### TASK TO CARRY OUT
Could you print every record below exactly as it appears?

[Records from a collection of figures]
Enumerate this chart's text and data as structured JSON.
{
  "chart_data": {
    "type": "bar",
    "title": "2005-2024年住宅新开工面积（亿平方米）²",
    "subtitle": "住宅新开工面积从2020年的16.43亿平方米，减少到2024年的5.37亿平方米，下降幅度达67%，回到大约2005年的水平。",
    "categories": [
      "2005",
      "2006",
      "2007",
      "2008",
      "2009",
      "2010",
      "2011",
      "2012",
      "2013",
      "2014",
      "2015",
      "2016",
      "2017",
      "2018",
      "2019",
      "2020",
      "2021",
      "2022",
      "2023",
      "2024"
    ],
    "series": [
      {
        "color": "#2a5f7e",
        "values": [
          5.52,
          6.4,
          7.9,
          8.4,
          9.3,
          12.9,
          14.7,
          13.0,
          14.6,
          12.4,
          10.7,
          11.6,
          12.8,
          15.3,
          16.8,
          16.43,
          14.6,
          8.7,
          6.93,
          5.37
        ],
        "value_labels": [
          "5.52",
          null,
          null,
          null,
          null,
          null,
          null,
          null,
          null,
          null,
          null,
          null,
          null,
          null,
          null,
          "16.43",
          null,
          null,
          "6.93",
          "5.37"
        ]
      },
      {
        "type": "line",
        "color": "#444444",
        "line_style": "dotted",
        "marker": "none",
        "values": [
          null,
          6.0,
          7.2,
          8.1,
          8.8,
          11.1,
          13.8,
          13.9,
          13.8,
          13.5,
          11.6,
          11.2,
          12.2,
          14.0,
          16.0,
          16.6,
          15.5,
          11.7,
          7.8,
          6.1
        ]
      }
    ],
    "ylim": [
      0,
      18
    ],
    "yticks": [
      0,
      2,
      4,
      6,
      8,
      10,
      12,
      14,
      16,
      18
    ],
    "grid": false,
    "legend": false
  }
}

### CORRECT RESULT
Enumerate this chart's text and data as structured JSON.
{
  "chart_data": {
    "type": "bar",
    "title": "2005-2024年住宅新开工面积（亿平方米）²",
    "subtitle": "住宅新开工面积从2020年的16.43亿平方米，减少到2024年的5.37亿平方米，下降幅度达67%，回到大约2005年的水平。",
    "categories": [
      "2005",
      "2006",
      "2007",
      "2008",
      "2009",
      "2010",
      "2011",
      "2012",
      "2013",
      "2014",
      "2015",
      "2016",
      "2017",
      "2018",
      "2019",
      "2020",
      "2021",
      "2022",
      "2023",
      "2024"
    ],
    "series": [
      {
        "color": "#2a5f7e",
        "values": [
          5.52,
          6.4,
          7.9,
          8.4,
          9.3,
          12.9,
          14.7,
          13.0,
          14.6,
          12.4,
          10.7,
          11.6,
          12.8,
          15.3,
          16.8,
          16.43,
          14.6,
          8.7,
          6.93,
          5.37
        ],
        "value_labels": [
          "5.52",
          null,
          null,
          null,
          null,
          null,
          null,
          null,
          null,
          null,
          null,
          null,
          null,
          null,
          null,
          "16.43",
          null,
          null,
          "6.93",
          "5.37"
        ]
      },
      {
        "type": "line",
        "color": "#444444",
        "line_style": "dotted",
        "marker": "none",
        "values": [
          null,
          6.0,
          7.2,
          8.1,
          8.8,
          11.1,
          13.8,
          13.9,
          13.8,
          13.5,
          11.6,
          11.2,
          12.2,
          14.0,
          16.0,
          16.6,
          15.5,
          11.7,
          7.8,
          6.1
        ]
      }
    ],
    "ylim": [
      0,
      18
    ],
    "yticks": [
      0,
      2,
      4,
      6,
      8,
      10,
      12,
      14,
      16,
      18
    ],
    "grid": false,
    "legend": false
  }
}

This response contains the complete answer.